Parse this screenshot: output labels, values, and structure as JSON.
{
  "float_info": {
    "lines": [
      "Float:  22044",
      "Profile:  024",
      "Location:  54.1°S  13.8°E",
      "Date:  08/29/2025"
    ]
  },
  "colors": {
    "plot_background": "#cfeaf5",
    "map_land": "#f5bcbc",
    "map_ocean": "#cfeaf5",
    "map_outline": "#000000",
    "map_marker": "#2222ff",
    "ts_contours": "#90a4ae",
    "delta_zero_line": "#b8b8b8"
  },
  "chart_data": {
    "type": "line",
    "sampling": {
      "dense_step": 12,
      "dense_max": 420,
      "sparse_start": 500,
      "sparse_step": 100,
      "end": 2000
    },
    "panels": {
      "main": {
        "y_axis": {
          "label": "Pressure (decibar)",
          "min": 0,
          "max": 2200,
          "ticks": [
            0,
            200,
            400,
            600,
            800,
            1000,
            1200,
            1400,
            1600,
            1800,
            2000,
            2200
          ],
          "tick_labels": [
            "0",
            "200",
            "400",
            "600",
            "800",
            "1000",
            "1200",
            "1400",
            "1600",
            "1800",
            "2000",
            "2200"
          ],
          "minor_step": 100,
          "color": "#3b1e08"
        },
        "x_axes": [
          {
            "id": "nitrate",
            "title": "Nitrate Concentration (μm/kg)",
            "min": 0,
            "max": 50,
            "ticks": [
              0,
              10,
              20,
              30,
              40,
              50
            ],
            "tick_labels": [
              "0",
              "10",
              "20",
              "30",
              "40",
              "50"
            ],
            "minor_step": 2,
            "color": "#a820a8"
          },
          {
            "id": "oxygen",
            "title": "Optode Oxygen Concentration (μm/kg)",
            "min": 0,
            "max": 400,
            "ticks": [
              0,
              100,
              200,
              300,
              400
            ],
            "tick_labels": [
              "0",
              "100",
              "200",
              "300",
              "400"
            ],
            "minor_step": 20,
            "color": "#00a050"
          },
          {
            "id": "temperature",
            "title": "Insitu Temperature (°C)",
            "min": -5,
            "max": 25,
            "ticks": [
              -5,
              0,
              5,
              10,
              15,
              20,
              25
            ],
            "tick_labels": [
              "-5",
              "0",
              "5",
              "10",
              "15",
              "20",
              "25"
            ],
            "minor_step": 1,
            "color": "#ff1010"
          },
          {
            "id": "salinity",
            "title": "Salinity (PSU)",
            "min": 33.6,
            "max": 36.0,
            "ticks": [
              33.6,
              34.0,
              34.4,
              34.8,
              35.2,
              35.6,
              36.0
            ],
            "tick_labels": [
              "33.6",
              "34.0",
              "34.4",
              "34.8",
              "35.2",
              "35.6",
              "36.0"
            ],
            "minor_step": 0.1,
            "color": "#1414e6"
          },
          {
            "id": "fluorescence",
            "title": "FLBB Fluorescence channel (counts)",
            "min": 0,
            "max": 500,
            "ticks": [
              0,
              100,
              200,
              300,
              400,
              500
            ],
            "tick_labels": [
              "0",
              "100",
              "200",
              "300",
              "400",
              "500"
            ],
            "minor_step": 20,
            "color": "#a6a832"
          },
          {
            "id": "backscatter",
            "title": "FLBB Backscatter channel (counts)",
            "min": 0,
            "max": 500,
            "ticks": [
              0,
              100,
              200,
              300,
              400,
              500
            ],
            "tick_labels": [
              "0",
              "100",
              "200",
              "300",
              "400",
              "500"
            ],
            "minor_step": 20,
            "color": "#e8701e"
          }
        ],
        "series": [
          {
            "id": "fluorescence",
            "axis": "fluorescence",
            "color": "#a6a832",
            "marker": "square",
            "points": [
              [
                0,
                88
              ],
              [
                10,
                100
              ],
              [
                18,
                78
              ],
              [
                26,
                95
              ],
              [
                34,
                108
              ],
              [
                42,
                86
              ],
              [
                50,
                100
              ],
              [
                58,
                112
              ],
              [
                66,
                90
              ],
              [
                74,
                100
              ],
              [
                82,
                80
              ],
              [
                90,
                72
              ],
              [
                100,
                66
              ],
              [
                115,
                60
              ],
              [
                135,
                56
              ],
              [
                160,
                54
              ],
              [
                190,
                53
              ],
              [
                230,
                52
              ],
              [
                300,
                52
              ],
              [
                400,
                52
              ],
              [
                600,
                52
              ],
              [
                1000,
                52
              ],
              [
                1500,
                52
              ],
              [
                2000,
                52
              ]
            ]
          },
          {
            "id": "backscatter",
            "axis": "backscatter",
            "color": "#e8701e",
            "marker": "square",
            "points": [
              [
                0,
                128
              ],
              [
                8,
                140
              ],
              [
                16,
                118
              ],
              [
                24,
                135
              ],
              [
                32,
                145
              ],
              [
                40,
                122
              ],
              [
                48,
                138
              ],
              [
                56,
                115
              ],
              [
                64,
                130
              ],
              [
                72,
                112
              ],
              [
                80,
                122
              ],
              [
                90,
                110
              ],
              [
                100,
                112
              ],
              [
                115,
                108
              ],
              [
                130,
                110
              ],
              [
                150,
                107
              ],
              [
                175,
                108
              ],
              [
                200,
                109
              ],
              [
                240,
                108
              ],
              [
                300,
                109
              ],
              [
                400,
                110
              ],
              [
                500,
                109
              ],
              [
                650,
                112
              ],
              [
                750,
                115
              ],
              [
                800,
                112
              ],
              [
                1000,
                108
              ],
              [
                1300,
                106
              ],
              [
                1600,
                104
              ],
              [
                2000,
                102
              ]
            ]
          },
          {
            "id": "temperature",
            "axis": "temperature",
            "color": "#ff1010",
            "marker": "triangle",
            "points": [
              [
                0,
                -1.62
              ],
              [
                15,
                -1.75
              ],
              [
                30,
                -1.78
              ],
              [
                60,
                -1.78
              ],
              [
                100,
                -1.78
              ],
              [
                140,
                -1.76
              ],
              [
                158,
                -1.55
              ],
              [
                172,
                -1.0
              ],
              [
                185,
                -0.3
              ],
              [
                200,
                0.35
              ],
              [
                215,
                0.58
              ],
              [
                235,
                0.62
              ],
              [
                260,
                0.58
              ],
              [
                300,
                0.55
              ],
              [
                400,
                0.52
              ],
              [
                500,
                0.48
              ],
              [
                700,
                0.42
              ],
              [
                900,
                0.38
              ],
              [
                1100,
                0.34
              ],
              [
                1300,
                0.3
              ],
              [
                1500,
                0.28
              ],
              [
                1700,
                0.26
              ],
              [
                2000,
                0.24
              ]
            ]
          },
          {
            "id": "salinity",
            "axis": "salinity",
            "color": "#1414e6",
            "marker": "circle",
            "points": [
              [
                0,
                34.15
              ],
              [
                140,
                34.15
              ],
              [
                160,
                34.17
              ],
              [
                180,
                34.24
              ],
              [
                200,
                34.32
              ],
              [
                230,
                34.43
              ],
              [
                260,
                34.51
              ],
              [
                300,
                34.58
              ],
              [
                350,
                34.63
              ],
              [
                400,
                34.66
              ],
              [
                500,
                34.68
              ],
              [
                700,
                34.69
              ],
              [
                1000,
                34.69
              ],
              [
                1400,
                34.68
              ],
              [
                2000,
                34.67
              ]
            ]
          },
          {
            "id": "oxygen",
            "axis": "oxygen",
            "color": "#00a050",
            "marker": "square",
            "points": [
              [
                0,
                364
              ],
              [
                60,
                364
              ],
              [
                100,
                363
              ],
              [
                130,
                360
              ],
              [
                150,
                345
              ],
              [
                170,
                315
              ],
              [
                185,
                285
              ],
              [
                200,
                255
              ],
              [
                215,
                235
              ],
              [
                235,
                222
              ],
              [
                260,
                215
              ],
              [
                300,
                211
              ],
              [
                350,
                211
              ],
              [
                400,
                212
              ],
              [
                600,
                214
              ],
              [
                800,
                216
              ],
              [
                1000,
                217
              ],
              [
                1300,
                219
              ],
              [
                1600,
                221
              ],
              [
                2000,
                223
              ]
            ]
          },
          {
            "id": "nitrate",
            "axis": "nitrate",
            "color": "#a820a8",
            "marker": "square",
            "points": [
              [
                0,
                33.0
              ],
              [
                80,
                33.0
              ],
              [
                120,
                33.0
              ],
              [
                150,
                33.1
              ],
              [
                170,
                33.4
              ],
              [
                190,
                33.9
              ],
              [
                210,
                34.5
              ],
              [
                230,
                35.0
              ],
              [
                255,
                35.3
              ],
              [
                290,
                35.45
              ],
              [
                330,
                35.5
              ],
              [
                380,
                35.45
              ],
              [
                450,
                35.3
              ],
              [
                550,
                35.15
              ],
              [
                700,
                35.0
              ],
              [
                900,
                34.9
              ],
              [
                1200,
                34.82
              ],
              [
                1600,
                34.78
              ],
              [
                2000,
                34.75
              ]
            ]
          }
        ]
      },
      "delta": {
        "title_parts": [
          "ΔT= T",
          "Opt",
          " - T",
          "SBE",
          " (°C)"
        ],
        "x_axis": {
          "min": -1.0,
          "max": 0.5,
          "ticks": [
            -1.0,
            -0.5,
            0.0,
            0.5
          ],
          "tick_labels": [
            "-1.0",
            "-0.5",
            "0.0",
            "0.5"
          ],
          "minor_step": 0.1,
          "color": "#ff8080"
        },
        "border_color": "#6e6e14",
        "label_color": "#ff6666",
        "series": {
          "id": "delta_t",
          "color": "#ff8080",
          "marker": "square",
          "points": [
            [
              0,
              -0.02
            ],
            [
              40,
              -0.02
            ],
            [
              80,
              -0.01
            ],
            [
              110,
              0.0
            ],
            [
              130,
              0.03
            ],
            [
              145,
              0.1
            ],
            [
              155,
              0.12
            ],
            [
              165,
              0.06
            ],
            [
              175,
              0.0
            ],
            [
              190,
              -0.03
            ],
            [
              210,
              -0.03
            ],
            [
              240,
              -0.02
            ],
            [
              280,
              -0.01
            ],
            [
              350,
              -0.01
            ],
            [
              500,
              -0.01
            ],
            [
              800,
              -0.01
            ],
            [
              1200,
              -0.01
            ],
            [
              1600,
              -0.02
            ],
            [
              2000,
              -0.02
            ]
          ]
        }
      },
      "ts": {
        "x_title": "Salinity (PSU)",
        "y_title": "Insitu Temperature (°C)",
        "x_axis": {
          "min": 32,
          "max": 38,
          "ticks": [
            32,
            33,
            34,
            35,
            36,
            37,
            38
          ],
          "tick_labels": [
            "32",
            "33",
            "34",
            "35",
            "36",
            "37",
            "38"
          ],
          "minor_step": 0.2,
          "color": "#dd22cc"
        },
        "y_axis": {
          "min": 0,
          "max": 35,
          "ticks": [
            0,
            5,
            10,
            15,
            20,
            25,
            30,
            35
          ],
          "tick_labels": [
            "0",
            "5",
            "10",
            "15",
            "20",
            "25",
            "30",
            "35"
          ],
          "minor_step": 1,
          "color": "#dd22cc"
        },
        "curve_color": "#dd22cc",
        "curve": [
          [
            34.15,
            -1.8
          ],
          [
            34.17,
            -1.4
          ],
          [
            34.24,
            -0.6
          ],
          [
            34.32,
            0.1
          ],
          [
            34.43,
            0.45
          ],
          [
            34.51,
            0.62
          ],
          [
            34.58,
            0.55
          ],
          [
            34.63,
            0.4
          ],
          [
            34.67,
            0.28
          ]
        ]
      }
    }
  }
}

───

Aim of the task
Say how many lines contain the string "FLBB", giving nothing but the count.

Reply to the task
2